Transcribe the full listing exactly, and drop every picture.

### Data in this exercise
(begin)

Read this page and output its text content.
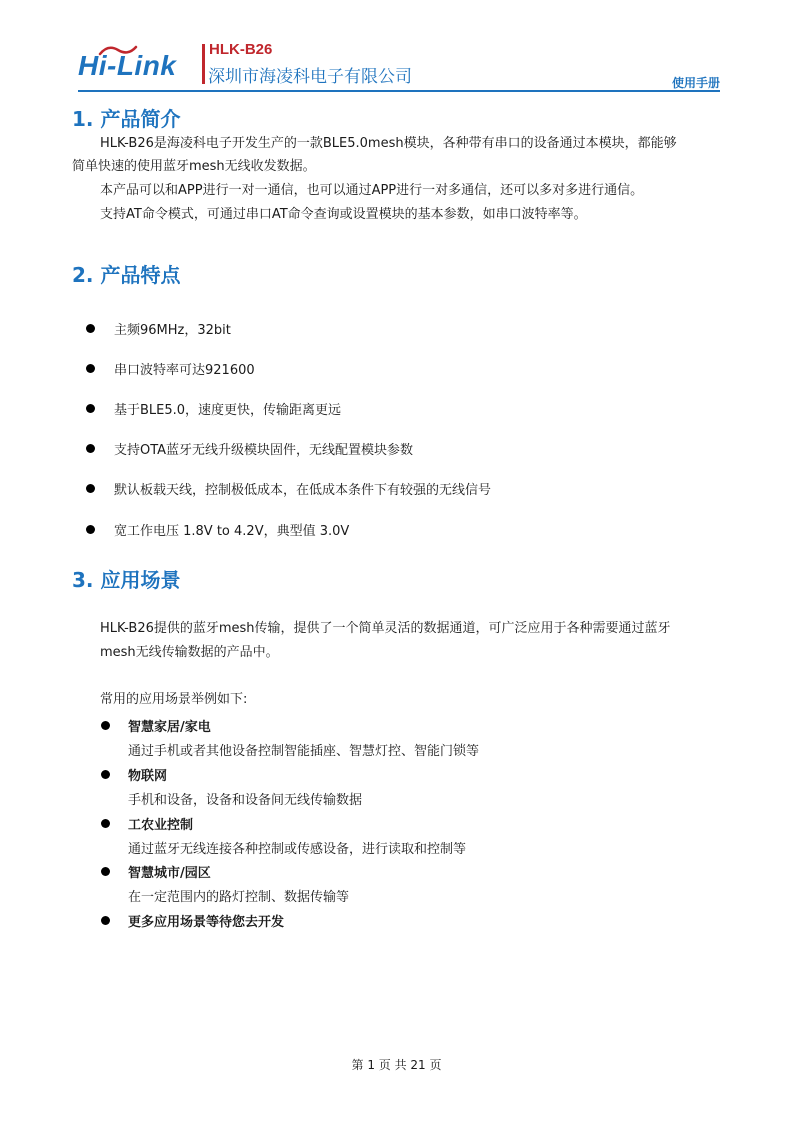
Hi-Link
HLK-B26
深圳市海凌科电子有限公司	使用手册
1. 产品简介
HLK-B26是海凌科电子开发生产的一款BLE5.0mesh模块，各种带有串口的设备通过本模块，都能够
简单快速的使用蓝牙mesh无线收发数据。
本产品可以和APP进行一对一通信，也可以通过APP进行一对多通信，还可以多对多进行通信。
支持AT命令模式，可通过串口AT命令查询或设置模块的基本参数，如串口波特率等。
2. 产品特点
主频96MHz，32bit
串口波特率可达921600
基于BLE5.0，速度更快，传输距离更远
支持OTA蓝牙无线升级模块固件，无线配置模块参数
默认板载天线，控制极低成本，在低成本条件下有较强的无线信号
宽工作电压 1.8V to 4.2V，典型值 3.0V
3. 应用场景
HLK-B26提供的蓝牙mesh传输，提供了一个简单灵活的数据通道，可广泛应用于各种需要通过蓝牙
mesh无线传输数据的产品中。
常用的应用场景举例如下:
智慧家居/家电
通过手机或者其他设备控制智能插座、智慧灯控、智能门锁等
物联网
手机和设备，设备和设备间无线传输数据
工农业控制
通过蓝牙无线连接各种控制或传感设备，进行读取和控制等
智慧城市/园区
在一定范围内的路灯控制、数据传输等
更多应用场景等待您去开发
第 1 页 共 21 页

(end)

### Completed task
Read this page and output its text content.
Hi-Link
HLK-B26
深圳市海凌科电子有限公司	使用手册
1. 产品简介
HLK-B26是海凌科电子开发生产的一款BLE5.0mesh模块，各种带有串口的设备通过本模块，都能够
简单快速的使用蓝牙mesh无线收发数据。
本产品可以和APP进行一对一通信，也可以通过APP进行一对多通信，还可以多对多进行通信。
支持AT命令模式，可通过串口AT命令查询或设置模块的基本参数，如串口波特率等。
2. 产品特点
主频96MHz，32bit
串口波特率可达921600
基于BLE5.0，速度更快，传输距离更远
支持OTA蓝牙无线升级模块固件，无线配置模块参数
默认板载天线，控制极低成本，在低成本条件下有较强的无线信号
宽工作电压 1.8V to 4.2V，典型值 3.0V
3. 应用场景
HLK-B26提供的蓝牙mesh传输，提供了一个简单灵活的数据通道，可广泛应用于各种需要通过蓝牙
mesh无线传输数据的产品中。
常用的应用场景举例如下:
智慧家居/家电
通过手机或者其他设备控制智能插座、智慧灯控、智能门锁等
物联网
手机和设备，设备和设备间无线传输数据
工农业控制
通过蓝牙无线连接各种控制或传感设备，进行读取和控制等
智慧城市/园区
在一定范围内的路灯控制、数据传输等
更多应用场景等待您去开发
第 1 页 共 21 页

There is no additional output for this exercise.